Stored data entries
━━━

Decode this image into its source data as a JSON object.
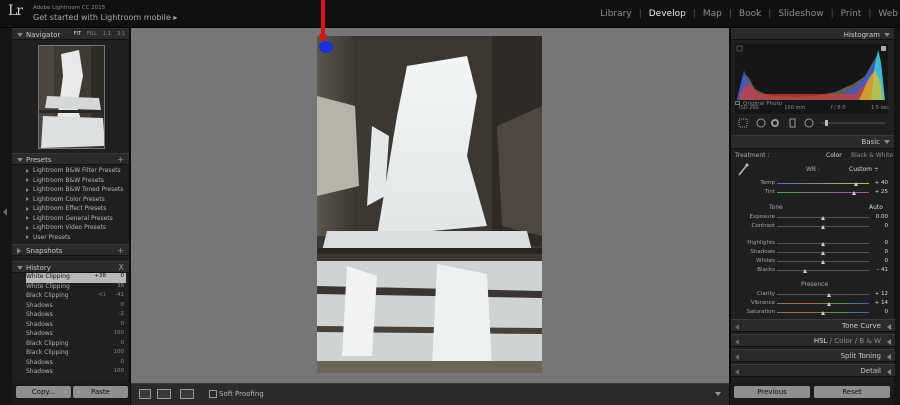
{
  "app": {
    "logo": "Lr",
    "title": "Adobe Lightroom CC 2015",
    "subtitle": "Get started with Lightroom mobile",
    "subtitle_arrow": "▸"
  },
  "modules": [
    {
      "label": "Library",
      "active": false
    },
    {
      "label": "Develop",
      "active": true
    },
    {
      "label": "Map",
      "active": false
    },
    {
      "label": "Book",
      "active": false
    },
    {
      "label": "Slideshow",
      "active": false
    },
    {
      "label": "Print",
      "active": false
    },
    {
      "label": "Web",
      "active": false
    }
  ],
  "navigator": {
    "title": "Navigator",
    "modes": [
      "FIT",
      "FILL",
      "1:1",
      "3:1"
    ]
  },
  "presets": {
    "title": "Presets",
    "plus": "+",
    "items": [
      "Lightroom B&W Filter Presets",
      "Lightroom B&W Presets",
      "Lightroom B&W Toned Presets",
      "Lightroom Color Presets",
      "Lightroom Effect Presets",
      "Lightroom General Presets",
      "Lightroom Video Presets",
      "User Presets"
    ]
  },
  "snapshots": {
    "title": "Snapshots",
    "plus": "+"
  },
  "history": {
    "title": "History",
    "close": "X",
    "rows": [
      {
        "label": "White Clipping",
        "step": "+38",
        "value": "0",
        "selected": true
      },
      {
        "label": "White Clipping",
        "step": "",
        "value": "38",
        "selected": false
      },
      {
        "label": "Black Clipping",
        "step": "-41",
        "value": "-41",
        "selected": false
      },
      {
        "label": "Shadows",
        "step": "",
        "value": "0",
        "selected": false
      },
      {
        "label": "Shadows",
        "step": "",
        "value": "-2",
        "selected": false
      },
      {
        "label": "Shadows",
        "step": "",
        "value": "0",
        "selected": false
      },
      {
        "label": "Shadows",
        "step": "",
        "value": "100",
        "selected": false
      },
      {
        "label": "Black Clipping",
        "step": "",
        "value": "0",
        "selected": false
      },
      {
        "label": "Black Clipping",
        "step": "",
        "value": "100",
        "selected": false
      },
      {
        "label": "Shadows",
        "step": "",
        "value": "0",
        "selected": false
      },
      {
        "label": "Shadows",
        "step": "",
        "value": "100",
        "selected": false
      }
    ]
  },
  "left_buttons": {
    "copy": "Copy...",
    "paste": "Paste"
  },
  "toolbar": {
    "soft_proofing": "Soft Proofing"
  },
  "histogram": {
    "title": "Histogram",
    "iso": "ISO 200",
    "focal": "100 mm",
    "aperture": "f / 8.0",
    "shutter": "1.5 sec",
    "original_photo": "Original Photo"
  },
  "basic": {
    "title": "Basic",
    "treatment_label": "Treatment :",
    "treatment_color": "Color",
    "treatment_bw": "Black & White",
    "wb_label": "WB :",
    "wb_value": "Custom ÷",
    "tone_label": "Tone",
    "auto_label": "Auto",
    "presence_label": "Presence",
    "sliders": [
      {
        "label": "Temp",
        "value": "+ 40",
        "pos": 0.86,
        "group": "wb"
      },
      {
        "label": "Tint",
        "value": "+ 25",
        "pos": 0.84,
        "group": "wb"
      },
      {
        "label": "Exposure",
        "value": "0.00",
        "pos": 0.5,
        "group": "tone"
      },
      {
        "label": "Contrast",
        "value": "0",
        "pos": 0.5,
        "group": "tone"
      },
      {
        "label": "Highlights",
        "value": "0",
        "pos": 0.5,
        "group": "tone"
      },
      {
        "label": "Shadows",
        "value": "0",
        "pos": 0.5,
        "group": "tone"
      },
      {
        "label": "Whites",
        "value": "0",
        "pos": 0.5,
        "group": "tone"
      },
      {
        "label": "Blacks",
        "value": "– 41",
        "pos": 0.3,
        "group": "tone"
      },
      {
        "label": "Clarity",
        "value": "+ 12",
        "pos": 0.56,
        "group": "presence"
      },
      {
        "label": "Vibrance",
        "value": "+ 14",
        "pos": 0.57,
        "group": "presence"
      },
      {
        "label": "Saturation",
        "value": "0",
        "pos": 0.5,
        "group": "presence"
      }
    ]
  },
  "panels": {
    "tone_curve": "Tone Curve",
    "hsl": "HSL",
    "hsl_sep1": "/",
    "color": "Color",
    "hsl_sep2": "/",
    "bw": "B & W",
    "split_toning": "Split Toning",
    "detail": "Detail"
  },
  "right_buttons": {
    "previous": "Previous",
    "reset": "Reset"
  },
  "colors": {
    "annotation_arrow": "#e01010",
    "annotation_blob": "#1a2ee0"
  }
}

━━━

▶ **Directions for this task**
Copy all lines above containing the string "Lightroom".

▶ **Correct output**
    "title": "Adobe Lightroom CC 2015",
    "subtitle": "Get started with Lightroom mobile",
      "Lightroom B&W Filter Presets",
      "Lightroom B&W Presets",
      "Lightroom B&W Toned Presets",
      "Lightroom Color Presets",
      "Lightroom Effect Presets",
      "Lightroom General Presets",
      "Lightroom Video Presets",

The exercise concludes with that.